(Records from a collection)
* BEGIN *
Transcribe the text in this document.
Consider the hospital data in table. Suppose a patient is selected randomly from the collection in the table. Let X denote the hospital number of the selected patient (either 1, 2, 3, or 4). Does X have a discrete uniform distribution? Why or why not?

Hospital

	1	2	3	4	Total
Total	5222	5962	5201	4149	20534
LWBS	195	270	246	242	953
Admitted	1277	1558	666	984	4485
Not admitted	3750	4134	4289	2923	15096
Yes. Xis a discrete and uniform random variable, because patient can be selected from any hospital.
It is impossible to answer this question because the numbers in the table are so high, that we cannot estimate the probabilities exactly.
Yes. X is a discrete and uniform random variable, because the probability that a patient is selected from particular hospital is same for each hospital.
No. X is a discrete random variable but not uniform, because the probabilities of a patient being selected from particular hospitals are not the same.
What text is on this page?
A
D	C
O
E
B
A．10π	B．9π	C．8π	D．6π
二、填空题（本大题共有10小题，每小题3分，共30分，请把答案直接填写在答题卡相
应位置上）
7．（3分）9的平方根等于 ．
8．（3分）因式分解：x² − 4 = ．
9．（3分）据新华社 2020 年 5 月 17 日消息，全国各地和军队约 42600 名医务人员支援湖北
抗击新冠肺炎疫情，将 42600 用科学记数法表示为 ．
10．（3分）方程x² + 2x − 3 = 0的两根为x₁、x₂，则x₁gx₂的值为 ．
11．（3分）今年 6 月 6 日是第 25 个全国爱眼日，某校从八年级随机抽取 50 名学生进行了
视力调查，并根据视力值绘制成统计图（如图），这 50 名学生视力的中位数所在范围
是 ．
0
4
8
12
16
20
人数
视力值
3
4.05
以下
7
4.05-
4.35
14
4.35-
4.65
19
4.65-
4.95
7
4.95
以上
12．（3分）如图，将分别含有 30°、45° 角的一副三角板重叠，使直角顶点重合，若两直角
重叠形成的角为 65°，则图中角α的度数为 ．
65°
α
* END *
**Task description**
Your task is to output all of the data above word for word.

**The answer**
Transcribe the text in this document.
Consider the hospital data in table. Suppose a patient is selected randomly from the collection in the table. Let X denote the hospital number of the selected patient (either 1, 2, 3, or 4). Does X have a discrete uniform distribution? Why or why not?

Hospital

	1	2	3	4	Total
Total	5222	5962	5201	4149	20534
LWBS	195	270	246	242	953
Admitted	1277	1558	666	984	4485
Not admitted	3750	4134	4289	2923	15096
Yes. Xis a discrete and uniform random variable, because patient can be selected from any hospital.
It is impossible to answer this question because the numbers in the table are so high, that we cannot estimate the probabilities exactly.
Yes. X is a discrete and uniform random variable, because the probability that a patient is selected from particular hospital is same for each hospital.
No. X is a discrete random variable but not uniform, because the probabilities of a patient being selected from particular hospitals are not the same.
What text is on this page?
A
D	C
O
E
B
A．10π	B．9π	C．8π	D．6π
二、填空题（本大题共有10小题，每小题3分，共30分，请把答案直接填写在答题卡相
应位置上）
7．（3分）9的平方根等于 ．
8．（3分）因式分解：x² − 4 = ．
9．（3分）据新华社 2020 年 5 月 17 日消息，全国各地和军队约 42600 名医务人员支援湖北
抗击新冠肺炎疫情，将 42600 用科学记数法表示为 ．
10．（3分）方程x² + 2x − 3 = 0的两根为x₁、x₂，则x₁gx₂的值为 ．
11．（3分）今年 6 月 6 日是第 25 个全国爱眼日，某校从八年级随机抽取 50 名学生进行了
视力调查，并根据视力值绘制成统计图（如图），这 50 名学生视力的中位数所在范围
是 ．
0
4
8
12
16
20
人数
视力值
3
4.05
以下
7
4.05-
4.35
14
4.35-
4.65
19
4.65-
4.95
7
4.95
以上
12．（3分）如图，将分别含有 30°、45° 角的一副三角板重叠，使直角顶点重合，若两直角
重叠形成的角为 65°，则图中角α的度数为 ．
65°
α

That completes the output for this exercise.